__AIM OF THE EXERCISE__:
Copy every line that holds "icon".

++++

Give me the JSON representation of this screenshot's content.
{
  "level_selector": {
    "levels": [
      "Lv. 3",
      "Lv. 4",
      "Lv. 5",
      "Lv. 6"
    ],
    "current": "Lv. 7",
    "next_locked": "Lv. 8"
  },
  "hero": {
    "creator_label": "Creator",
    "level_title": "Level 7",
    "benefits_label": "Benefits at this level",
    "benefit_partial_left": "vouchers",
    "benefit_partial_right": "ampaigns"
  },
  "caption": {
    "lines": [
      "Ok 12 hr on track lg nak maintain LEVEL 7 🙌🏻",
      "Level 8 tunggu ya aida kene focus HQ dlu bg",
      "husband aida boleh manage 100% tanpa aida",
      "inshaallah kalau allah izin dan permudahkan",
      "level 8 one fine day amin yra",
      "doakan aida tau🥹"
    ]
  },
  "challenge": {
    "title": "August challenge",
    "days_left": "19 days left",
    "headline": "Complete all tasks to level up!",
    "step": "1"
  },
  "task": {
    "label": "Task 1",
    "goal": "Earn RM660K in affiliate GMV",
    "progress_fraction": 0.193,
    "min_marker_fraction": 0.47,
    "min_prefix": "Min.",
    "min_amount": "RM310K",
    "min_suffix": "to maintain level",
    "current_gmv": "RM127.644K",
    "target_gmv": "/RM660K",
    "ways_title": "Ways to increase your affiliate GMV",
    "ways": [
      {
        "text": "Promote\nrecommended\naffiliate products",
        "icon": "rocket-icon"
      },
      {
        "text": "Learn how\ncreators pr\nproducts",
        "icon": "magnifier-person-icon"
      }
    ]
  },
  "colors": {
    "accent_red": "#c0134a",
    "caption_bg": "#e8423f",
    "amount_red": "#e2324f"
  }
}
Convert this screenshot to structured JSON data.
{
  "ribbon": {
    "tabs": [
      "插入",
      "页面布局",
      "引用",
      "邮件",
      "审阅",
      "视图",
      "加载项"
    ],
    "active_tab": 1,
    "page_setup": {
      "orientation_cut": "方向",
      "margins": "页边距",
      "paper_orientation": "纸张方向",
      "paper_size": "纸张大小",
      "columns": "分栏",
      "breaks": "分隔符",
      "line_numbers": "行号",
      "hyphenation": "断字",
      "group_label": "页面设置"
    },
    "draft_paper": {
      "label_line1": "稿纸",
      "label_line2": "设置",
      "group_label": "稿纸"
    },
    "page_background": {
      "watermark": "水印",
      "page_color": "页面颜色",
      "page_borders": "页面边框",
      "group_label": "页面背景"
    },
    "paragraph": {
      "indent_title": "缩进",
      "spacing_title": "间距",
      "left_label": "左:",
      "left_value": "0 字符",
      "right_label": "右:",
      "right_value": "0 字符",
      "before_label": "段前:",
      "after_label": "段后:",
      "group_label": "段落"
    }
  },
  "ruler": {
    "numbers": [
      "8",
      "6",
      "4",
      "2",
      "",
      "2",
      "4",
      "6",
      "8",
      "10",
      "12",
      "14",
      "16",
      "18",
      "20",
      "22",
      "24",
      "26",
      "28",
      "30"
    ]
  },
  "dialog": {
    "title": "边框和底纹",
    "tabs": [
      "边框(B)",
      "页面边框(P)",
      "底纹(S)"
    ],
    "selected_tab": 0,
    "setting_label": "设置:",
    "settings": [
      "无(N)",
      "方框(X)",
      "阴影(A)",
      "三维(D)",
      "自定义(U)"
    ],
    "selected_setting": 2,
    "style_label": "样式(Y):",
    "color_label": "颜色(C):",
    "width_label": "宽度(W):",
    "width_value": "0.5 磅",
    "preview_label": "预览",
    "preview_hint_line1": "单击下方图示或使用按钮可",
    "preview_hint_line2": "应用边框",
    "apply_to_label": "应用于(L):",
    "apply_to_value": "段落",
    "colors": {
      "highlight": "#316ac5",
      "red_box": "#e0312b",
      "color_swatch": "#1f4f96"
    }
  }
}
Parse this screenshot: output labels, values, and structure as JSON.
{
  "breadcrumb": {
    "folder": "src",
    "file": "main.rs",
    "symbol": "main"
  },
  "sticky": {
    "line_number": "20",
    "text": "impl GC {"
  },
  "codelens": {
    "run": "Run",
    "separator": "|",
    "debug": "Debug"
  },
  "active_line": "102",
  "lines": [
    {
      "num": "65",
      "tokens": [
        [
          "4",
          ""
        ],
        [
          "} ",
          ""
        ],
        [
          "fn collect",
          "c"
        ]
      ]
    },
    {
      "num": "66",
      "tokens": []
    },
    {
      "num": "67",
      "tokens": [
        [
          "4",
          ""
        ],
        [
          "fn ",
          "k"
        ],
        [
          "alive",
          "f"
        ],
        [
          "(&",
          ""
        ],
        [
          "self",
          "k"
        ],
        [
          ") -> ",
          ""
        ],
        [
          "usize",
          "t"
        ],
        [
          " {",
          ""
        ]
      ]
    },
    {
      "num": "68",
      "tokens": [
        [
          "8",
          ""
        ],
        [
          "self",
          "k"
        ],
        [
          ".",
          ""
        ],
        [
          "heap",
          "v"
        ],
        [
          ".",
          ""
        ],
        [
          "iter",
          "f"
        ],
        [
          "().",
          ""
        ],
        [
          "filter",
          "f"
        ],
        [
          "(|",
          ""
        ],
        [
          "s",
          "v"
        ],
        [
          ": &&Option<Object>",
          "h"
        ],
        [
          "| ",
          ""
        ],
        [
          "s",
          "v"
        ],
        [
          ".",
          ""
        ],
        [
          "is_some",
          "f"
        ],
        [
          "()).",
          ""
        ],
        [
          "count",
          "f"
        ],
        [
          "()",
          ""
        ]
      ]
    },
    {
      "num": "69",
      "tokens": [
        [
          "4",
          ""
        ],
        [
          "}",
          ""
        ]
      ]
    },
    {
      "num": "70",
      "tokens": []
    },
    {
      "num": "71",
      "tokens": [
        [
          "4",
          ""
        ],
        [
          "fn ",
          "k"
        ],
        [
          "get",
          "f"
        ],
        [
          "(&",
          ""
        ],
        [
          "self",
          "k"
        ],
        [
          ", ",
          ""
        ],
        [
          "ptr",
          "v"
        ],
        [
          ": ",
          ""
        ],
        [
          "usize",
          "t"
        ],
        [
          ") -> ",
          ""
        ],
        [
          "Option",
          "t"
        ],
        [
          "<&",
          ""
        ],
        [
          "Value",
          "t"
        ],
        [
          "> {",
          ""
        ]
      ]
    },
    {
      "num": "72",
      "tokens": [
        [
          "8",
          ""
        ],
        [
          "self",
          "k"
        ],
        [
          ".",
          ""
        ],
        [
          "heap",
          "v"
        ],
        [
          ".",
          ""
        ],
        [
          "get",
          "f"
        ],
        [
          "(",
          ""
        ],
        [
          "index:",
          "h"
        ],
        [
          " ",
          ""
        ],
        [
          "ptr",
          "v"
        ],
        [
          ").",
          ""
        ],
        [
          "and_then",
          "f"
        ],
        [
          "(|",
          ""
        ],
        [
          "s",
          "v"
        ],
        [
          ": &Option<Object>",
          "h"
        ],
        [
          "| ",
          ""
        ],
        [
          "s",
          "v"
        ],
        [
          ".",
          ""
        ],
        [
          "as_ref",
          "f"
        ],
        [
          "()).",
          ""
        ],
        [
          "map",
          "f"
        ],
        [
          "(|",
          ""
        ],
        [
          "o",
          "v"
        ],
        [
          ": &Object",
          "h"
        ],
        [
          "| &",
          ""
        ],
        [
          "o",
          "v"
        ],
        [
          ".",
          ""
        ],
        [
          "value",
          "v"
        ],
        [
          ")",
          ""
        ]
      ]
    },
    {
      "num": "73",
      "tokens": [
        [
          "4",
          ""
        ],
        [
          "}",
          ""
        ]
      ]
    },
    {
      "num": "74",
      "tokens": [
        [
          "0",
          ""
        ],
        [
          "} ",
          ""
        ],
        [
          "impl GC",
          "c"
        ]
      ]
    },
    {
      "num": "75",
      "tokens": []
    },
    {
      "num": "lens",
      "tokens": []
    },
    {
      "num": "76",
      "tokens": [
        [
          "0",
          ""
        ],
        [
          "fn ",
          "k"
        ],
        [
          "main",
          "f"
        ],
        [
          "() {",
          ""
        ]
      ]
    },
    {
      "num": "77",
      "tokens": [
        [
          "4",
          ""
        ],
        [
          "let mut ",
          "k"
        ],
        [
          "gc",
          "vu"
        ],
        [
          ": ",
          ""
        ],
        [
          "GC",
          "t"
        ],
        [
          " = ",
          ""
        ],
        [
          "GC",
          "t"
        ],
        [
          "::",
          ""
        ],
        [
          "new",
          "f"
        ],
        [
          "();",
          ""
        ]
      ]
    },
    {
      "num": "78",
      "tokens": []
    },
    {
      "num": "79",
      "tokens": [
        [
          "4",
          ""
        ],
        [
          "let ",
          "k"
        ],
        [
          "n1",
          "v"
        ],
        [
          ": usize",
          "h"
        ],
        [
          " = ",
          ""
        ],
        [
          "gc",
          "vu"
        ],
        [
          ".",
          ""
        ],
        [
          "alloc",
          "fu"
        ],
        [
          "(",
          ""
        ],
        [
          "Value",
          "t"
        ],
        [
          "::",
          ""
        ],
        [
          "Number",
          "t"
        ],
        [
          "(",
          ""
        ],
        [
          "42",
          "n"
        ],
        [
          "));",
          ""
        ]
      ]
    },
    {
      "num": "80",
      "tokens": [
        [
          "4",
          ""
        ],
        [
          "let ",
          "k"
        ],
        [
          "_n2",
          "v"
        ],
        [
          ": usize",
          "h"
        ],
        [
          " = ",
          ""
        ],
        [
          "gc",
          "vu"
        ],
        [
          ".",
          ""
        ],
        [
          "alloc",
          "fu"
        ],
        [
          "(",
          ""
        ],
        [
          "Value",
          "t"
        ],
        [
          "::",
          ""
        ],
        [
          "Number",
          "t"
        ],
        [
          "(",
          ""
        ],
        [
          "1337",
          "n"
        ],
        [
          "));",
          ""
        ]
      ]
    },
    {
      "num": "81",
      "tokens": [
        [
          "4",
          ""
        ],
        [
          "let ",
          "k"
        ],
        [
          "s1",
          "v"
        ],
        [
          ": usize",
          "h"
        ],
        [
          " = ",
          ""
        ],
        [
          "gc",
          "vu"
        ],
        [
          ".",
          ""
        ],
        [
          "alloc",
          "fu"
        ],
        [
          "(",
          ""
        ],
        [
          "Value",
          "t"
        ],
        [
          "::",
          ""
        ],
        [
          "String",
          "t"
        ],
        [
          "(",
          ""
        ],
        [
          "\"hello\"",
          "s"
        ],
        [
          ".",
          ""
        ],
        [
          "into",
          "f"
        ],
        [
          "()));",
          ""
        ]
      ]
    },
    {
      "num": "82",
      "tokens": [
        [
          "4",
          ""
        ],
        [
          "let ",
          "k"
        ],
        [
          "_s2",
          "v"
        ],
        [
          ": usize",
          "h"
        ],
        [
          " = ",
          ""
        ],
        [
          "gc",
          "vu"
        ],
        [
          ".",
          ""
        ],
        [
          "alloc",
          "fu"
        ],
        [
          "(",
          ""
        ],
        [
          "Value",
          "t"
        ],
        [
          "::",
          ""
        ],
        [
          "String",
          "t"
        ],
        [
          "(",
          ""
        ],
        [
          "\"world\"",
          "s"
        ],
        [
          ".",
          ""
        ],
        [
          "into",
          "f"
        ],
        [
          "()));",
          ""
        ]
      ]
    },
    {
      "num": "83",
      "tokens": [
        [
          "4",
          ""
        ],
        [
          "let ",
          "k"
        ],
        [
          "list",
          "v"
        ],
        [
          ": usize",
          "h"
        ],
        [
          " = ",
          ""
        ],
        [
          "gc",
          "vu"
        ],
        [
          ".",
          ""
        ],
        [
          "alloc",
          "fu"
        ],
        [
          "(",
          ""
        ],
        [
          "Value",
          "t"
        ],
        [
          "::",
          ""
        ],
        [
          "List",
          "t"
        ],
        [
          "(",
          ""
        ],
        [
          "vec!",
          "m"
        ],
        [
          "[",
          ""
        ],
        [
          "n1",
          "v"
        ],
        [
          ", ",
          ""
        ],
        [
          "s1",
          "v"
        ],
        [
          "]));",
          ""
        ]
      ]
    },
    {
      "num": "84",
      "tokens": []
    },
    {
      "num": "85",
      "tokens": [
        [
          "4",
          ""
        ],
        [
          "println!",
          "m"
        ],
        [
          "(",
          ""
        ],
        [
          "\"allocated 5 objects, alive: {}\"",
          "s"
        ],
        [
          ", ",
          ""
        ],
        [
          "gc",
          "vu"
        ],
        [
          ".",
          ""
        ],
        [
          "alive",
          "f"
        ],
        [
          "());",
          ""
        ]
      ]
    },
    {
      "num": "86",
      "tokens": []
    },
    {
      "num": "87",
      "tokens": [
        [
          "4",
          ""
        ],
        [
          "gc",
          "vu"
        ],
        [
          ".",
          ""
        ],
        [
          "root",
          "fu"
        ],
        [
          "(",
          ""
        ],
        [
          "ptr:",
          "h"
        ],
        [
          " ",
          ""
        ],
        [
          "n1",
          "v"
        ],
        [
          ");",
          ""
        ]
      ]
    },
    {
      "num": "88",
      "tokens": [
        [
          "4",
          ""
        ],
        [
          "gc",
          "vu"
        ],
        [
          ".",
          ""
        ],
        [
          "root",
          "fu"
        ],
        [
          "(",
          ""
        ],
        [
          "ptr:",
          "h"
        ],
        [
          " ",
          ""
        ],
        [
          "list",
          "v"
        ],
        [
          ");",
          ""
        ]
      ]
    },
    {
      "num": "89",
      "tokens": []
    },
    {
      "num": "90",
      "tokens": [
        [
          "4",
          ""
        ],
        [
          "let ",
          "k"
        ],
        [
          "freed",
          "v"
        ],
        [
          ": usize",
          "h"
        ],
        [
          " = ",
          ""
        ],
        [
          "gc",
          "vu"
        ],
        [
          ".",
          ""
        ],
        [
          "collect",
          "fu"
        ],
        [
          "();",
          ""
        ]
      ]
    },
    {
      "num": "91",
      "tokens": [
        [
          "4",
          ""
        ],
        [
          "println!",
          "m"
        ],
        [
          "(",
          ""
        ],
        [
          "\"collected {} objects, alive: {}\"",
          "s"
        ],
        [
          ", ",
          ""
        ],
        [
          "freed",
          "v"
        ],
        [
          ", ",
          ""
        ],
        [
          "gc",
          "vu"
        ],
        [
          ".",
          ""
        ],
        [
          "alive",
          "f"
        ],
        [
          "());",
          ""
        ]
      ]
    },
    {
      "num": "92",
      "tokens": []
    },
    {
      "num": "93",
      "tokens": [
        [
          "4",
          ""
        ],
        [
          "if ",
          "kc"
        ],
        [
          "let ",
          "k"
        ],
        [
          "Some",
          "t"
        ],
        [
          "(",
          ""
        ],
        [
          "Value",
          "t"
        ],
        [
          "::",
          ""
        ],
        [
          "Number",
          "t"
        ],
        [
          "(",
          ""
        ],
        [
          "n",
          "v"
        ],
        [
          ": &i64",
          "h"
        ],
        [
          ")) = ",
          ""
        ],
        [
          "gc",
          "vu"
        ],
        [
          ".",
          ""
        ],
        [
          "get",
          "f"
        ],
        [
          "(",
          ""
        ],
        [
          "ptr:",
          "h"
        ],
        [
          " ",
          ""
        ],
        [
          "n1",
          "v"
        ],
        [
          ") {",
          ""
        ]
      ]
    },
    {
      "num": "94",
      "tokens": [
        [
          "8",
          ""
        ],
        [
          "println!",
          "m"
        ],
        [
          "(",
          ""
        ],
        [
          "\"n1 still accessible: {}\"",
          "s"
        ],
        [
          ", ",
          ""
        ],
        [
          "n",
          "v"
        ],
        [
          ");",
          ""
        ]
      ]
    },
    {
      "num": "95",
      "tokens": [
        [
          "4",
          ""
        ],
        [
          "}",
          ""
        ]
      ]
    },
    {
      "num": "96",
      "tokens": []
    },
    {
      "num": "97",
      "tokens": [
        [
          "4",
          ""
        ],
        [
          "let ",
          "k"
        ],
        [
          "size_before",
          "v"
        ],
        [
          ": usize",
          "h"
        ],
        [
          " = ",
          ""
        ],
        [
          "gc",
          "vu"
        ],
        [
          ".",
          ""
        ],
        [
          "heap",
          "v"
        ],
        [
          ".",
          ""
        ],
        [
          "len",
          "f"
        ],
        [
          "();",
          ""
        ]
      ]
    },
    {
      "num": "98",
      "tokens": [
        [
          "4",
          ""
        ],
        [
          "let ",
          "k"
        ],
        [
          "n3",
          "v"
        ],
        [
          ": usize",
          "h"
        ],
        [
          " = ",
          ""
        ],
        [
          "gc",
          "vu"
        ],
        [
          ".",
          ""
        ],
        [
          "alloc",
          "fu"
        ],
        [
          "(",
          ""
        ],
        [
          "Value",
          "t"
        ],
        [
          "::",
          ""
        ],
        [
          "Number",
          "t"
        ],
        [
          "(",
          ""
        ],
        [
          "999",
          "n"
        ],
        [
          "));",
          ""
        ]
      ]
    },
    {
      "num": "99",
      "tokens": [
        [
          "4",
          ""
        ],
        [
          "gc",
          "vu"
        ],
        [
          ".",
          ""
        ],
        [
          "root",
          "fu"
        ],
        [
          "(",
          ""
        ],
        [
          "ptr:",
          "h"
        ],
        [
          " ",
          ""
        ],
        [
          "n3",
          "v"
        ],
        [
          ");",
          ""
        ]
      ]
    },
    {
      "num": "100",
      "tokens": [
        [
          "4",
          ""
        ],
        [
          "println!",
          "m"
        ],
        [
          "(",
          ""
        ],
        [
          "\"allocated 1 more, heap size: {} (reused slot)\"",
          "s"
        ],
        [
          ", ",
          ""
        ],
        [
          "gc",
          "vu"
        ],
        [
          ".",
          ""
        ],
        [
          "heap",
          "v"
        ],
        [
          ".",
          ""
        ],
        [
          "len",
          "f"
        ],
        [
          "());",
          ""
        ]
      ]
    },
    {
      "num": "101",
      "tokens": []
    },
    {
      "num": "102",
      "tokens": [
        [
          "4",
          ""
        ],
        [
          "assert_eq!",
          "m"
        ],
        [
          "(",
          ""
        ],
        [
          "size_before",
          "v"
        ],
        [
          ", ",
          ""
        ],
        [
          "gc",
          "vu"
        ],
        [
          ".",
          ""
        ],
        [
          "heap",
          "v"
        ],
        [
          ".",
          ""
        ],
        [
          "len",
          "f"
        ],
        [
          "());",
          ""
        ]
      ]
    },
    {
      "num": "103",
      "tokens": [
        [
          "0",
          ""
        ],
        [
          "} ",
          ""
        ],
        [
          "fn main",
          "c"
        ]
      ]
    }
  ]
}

++++

__TASK OUTPUT__:
        "icon": "rocket-icon"
        "icon": "magnifier-person-icon"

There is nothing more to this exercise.